INSTRUCTIONS TO FOLLOW: Leave the pictures out and transcribe every record exactly.

Stored data
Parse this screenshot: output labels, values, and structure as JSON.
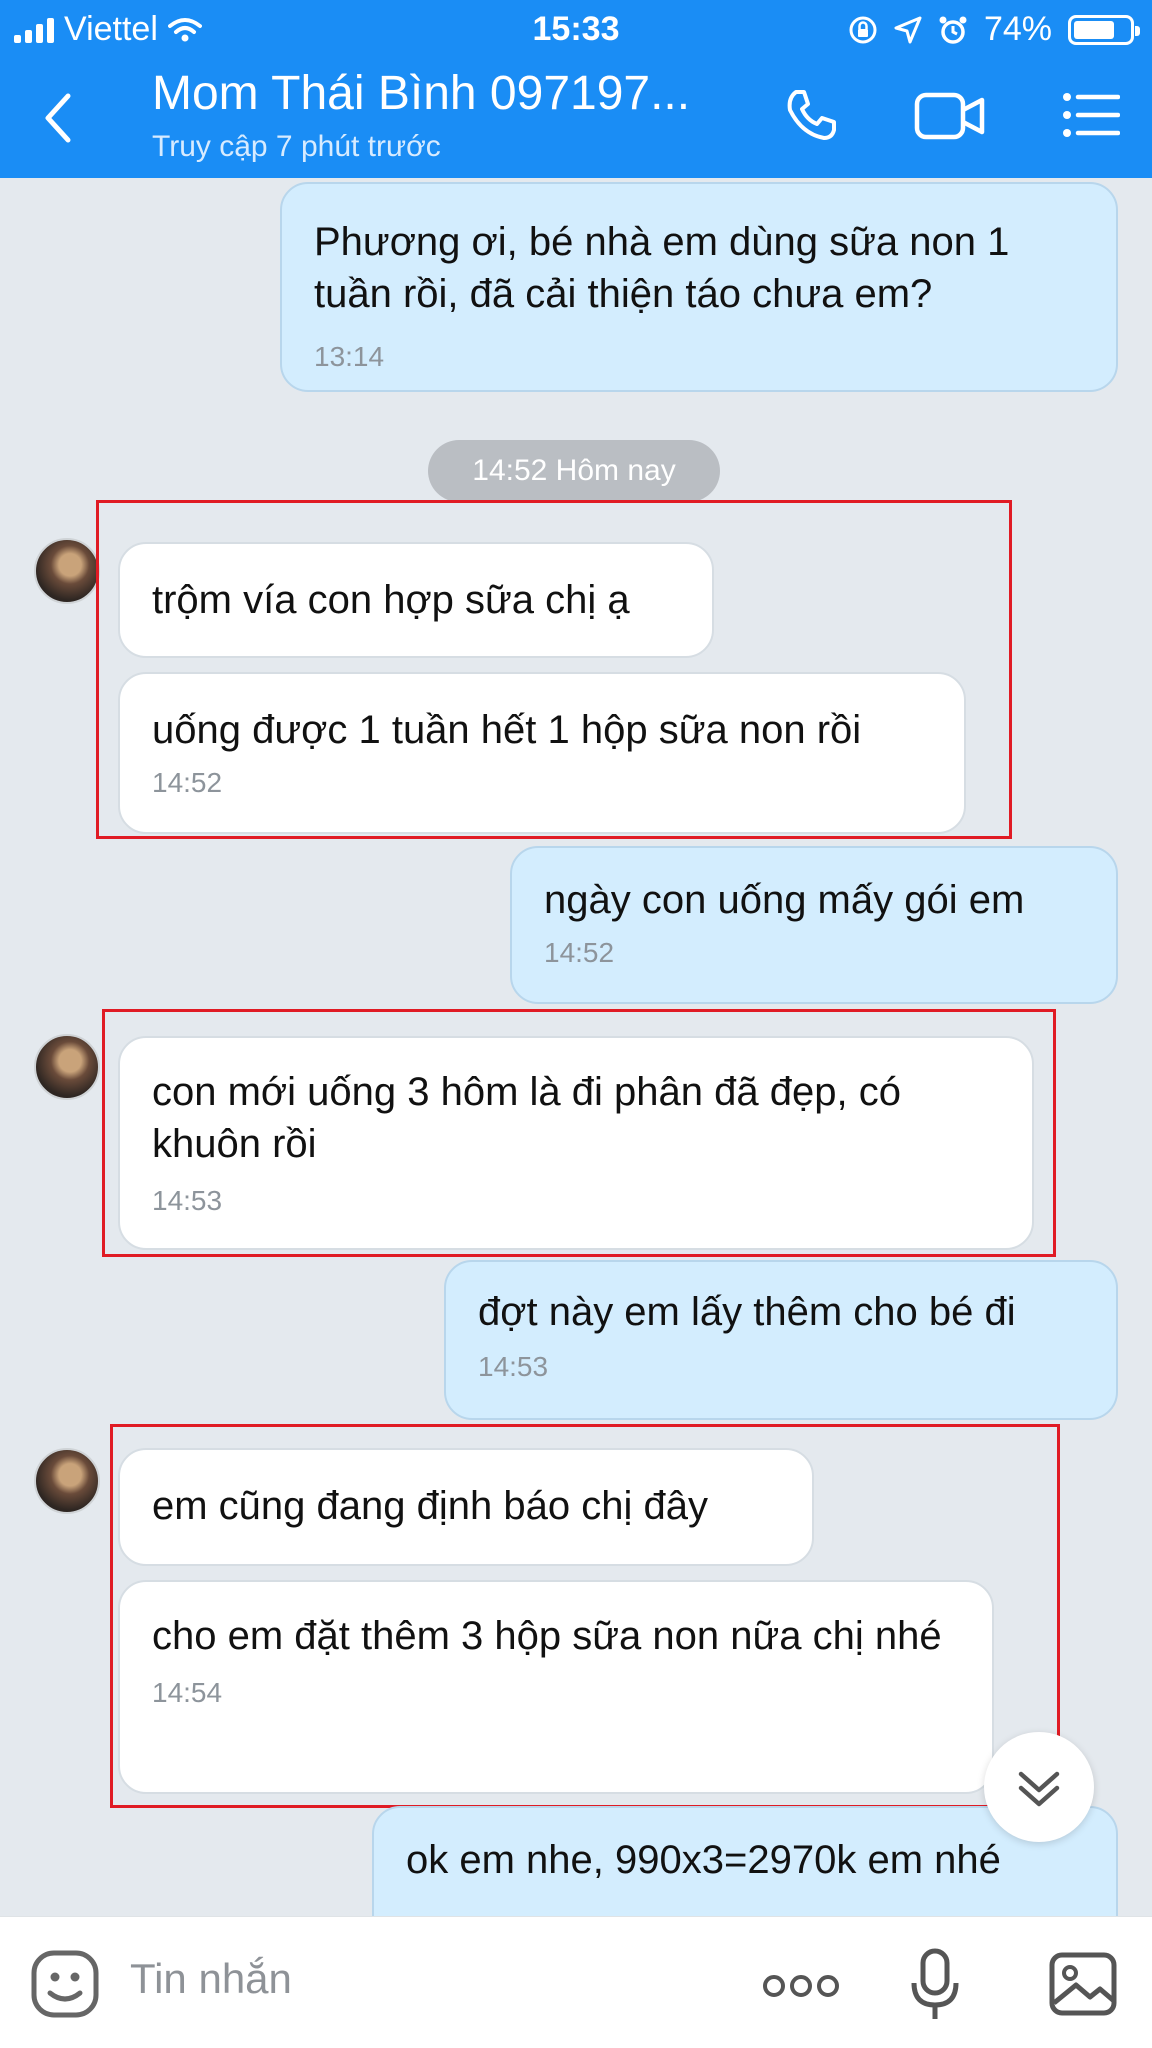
{
  "status_bar": {
    "carrier": "Viettel",
    "time": "15:33",
    "battery": "74%",
    "battery_level": 0.74,
    "icons": [
      "signal-icon",
      "wifi-icon",
      "rotation-lock-icon",
      "location-icon",
      "alarm-icon",
      "battery-icon"
    ]
  },
  "header": {
    "title": "Mom Thái Bình 097197...",
    "subtitle": "Truy cập 7 phút trước",
    "icons": [
      "back-chevron-icon",
      "phone-icon",
      "video-call-icon",
      "menu-list-icon"
    ]
  },
  "chat": {
    "date_separator": "14:52 Hôm nay",
    "messages": [
      {
        "side": "sent",
        "text": "Phương ơi, bé nhà em dùng sữa non 1 tuần rồi, đã cải thiện táo chưa em?",
        "time": "13:14"
      },
      {
        "side": "received",
        "text": "trộm vía con hợp sữa chị ạ",
        "time": ""
      },
      {
        "side": "received",
        "text": "uống được 1 tuần hết 1 hộp sữa non rồi",
        "time": "14:52"
      },
      {
        "side": "sent",
        "text": "ngày con uống mấy gói em",
        "time": "14:52"
      },
      {
        "side": "received",
        "text": "con mới uống 3 hôm là đi phân đã đẹp, có khuôn rồi",
        "time": "14:53"
      },
      {
        "side": "sent",
        "text": "đợt này em lấy thêm cho bé đi",
        "time": "14:53"
      },
      {
        "side": "received",
        "text": "em cũng đang định báo chị đây",
        "time": ""
      },
      {
        "side": "received",
        "text": "cho em đặt thêm 3 hộp sữa non nữa chị nhé",
        "time": "14:54"
      },
      {
        "side": "sent",
        "text": "ok em nhe, 990x3=2970k em nhé",
        "time": ""
      }
    ]
  },
  "composer": {
    "placeholder": "Tin nhắn",
    "icons": [
      "emoji-icon",
      "more-dots-icon",
      "microphone-icon",
      "image-icon"
    ]
  },
  "colors": {
    "header_blue": "#1a8df5",
    "sent_bubble": "#d3edfe",
    "received_bubble": "#ffffff",
    "chat_background": "#e4e9ee",
    "highlight_red": "#e01b24"
  }
}
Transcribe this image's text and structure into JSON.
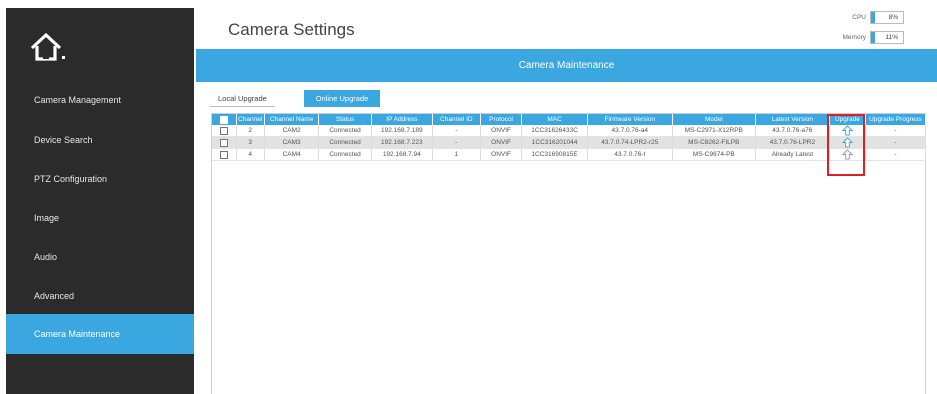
{
  "header": {
    "title": "Camera Settings",
    "cpu_label": "CPU",
    "cpu_value": "8%",
    "memory_label": "Memory",
    "memory_value": "11%"
  },
  "sidebar": {
    "items": [
      {
        "label": "Camera Management"
      },
      {
        "label": "Device Search"
      },
      {
        "label": "PTZ Configuration"
      },
      {
        "label": "Image"
      },
      {
        "label": "Audio"
      },
      {
        "label": "Advanced"
      },
      {
        "label": "Camera Maintenance",
        "active": true
      }
    ]
  },
  "banner": "Camera Maintenance",
  "tabs": {
    "local": "Local Upgrade",
    "online": "Online Upgrade"
  },
  "table": {
    "columns": [
      "Channel",
      "Channel Name",
      "Status",
      "IP Address",
      "Channel ID",
      "Protocol",
      "MAC",
      "Firmware Version",
      "Model",
      "Latest Version",
      "Upgrade",
      "Upgrade Progress"
    ],
    "rows": [
      {
        "channel": "2",
        "name": "CAM2",
        "status": "Connected",
        "ip": "192.168.7.189",
        "channel_id": "-",
        "protocol": "ONVIF",
        "mac": "1CC31626433C",
        "firmware": "43.7.0.76-a4",
        "model": "MS-C2971-X12RPB",
        "latest": "43.7.0.76-a76",
        "progress": "-"
      },
      {
        "channel": "3",
        "name": "CAM3",
        "status": "Connected",
        "ip": "192.168.7.223",
        "channel_id": "-",
        "protocol": "ONVIF",
        "mac": "1CC316201044",
        "firmware": "43.7.0.74-LPR2-r25",
        "model": "MS-C8262-FILPB",
        "latest": "43.7.0.76-LPR2",
        "progress": "-"
      },
      {
        "channel": "4",
        "name": "CAM4",
        "status": "Connected",
        "ip": "192.168.7.94",
        "channel_id": "1",
        "protocol": "ONVIF",
        "mac": "1CC31690815E",
        "firmware": "43.7.0.76-t",
        "model": "MS-C9674-PB",
        "latest": "Already Latest",
        "progress": "-"
      }
    ]
  },
  "colors": {
    "accent": "#3aa7e0",
    "sidebar_bg": "#2b2b2b",
    "highlight": "#e02020"
  },
  "icons": {
    "logo": "home-icon",
    "upgrade": "upload-arrow-icon"
  }
}
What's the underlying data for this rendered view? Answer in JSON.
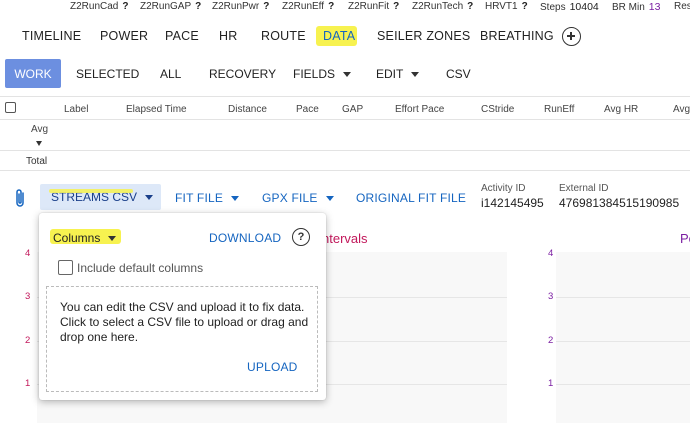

RESULT BELOW:
Parse this screenshot: output labels, values, and structure as JSON.
{
  "status_bar": {
    "carrier": "Viettel",
    "time": "15:33",
    "battery": "74%",
    "battery_level": 0.74,
    "icons": [
      "signal-icon",
      "wifi-icon",
      "rotation-lock-icon",
      "location-icon",
      "alarm-icon",
      "battery-icon"
    ]
  },
  "header": {
    "title": "Mom Thái Bình 097197...",
    "subtitle": "Truy cập 7 phút trước",
    "icons": [
      "back-chevron-icon",
      "phone-icon",
      "video-call-icon",
      "menu-list-icon"
    ]
  },
  "chat": {
    "date_separator": "14:52 Hôm nay",
    "messages": [
      {
        "side": "sent",
        "text": "Phương ơi, bé nhà em dùng sữa non 1 tuần rồi, đã cải thiện táo chưa em?",
        "time": "13:14"
      },
      {
        "side": "received",
        "text": "trộm vía con hợp sữa chị ạ",
        "time": ""
      },
      {
        "side": "received",
        "text": "uống được 1 tuần hết 1 hộp sữa non rồi",
        "time": "14:52"
      },
      {
        "side": "sent",
        "text": "ngày con uống mấy gói em",
        "time": "14:52"
      },
      {
        "side": "received",
        "text": "con mới uống 3 hôm là đi phân đã đẹp, có khuôn rồi",
        "time": "14:53"
      },
      {
        "side": "sent",
        "text": "đợt này em lấy thêm cho bé đi",
        "time": "14:53"
      },
      {
        "side": "received",
        "text": "em cũng đang định báo chị đây",
        "time": ""
      },
      {
        "side": "received",
        "text": "cho em đặt thêm 3 hộp sữa non nữa chị nhé",
        "time": "14:54"
      },
      {
        "side": "sent",
        "text": "ok em nhe, 990x3=2970k em nhé",
        "time": ""
      }
    ]
  },
  "composer": {
    "placeholder": "Tin nhắn",
    "icons": [
      "emoji-icon",
      "more-dots-icon",
      "microphone-icon",
      "image-icon"
    ]
  },
  "colors": {
    "header_blue": "#1a8df5",
    "sent_bubble": "#d3edfe",
    "received_bubble": "#ffffff",
    "chat_background": "#e4e9ee",
    "highlight_red": "#e01b24"
  }
}
Transcribe this image's text and structure into JSON.
{
  "header": {
    "title": "Camera Settings",
    "cpu_label": "CPU",
    "cpu_value": "8%",
    "memory_label": "Memory",
    "memory_value": "11%"
  },
  "sidebar": {
    "items": [
      {
        "label": "Camera Management"
      },
      {
        "label": "Device Search"
      },
      {
        "label": "PTZ Configuration"
      },
      {
        "label": "Image"
      },
      {
        "label": "Audio"
      },
      {
        "label": "Advanced"
      },
      {
        "label": "Camera Maintenance",
        "active": true
      }
    ]
  },
  "banner": "Camera Maintenance",
  "tabs": {
    "local": "Local Upgrade",
    "online": "Online Upgrade"
  },
  "table": {
    "columns": [
      "Channel",
      "Channel Name",
      "Status",
      "IP Address",
      "Channel ID",
      "Protocol",
      "MAC",
      "Firmware Version",
      "Model",
      "Latest Version",
      "Upgrade",
      "Upgrade Progress"
    ],
    "rows": [
      {
        "channel": "2",
        "name": "CAM2",
        "status": "Connected",
        "ip": "192.168.7.189",
        "channel_id": "-",
        "protocol": "ONVIF",
        "mac": "1CC31626433C",
        "firmware": "43.7.0.76-a4",
        "model": "MS-C2971-X12RPB",
        "latest": "43.7.0.76-a76",
        "progress": "-"
      },
      {
        "channel": "3",
        "name": "CAM3",
        "status": "Connected",
        "ip": "192.168.7.223",
        "channel_id": "-",
        "protocol": "ONVIF",
        "mac": "1CC316201044",
        "firmware": "43.7.0.74-LPR2-r25",
        "model": "MS-C8262-FILPB",
        "latest": "43.7.0.76-LPR2",
        "progress": "-"
      },
      {
        "channel": "4",
        "name": "CAM4",
        "status": "Connected",
        "ip": "192.168.7.94",
        "channel_id": "1",
        "protocol": "ONVIF",
        "mac": "1CC31690815E",
        "firmware": "43.7.0.76-t",
        "model": "MS-C9674-PB",
        "latest": "Already Latest",
        "progress": "-"
      }
    ]
  },
  "colors": {
    "accent": "#3aa7e0",
    "sidebar_bg": "#2b2b2b",
    "highlight": "#e02020"
  },
  "icons": {
    "logo": "home-icon",
    "upgrade": "upload-arrow-icon"
  }
}
What's the underlying data for this rendered view? Answer in JSON.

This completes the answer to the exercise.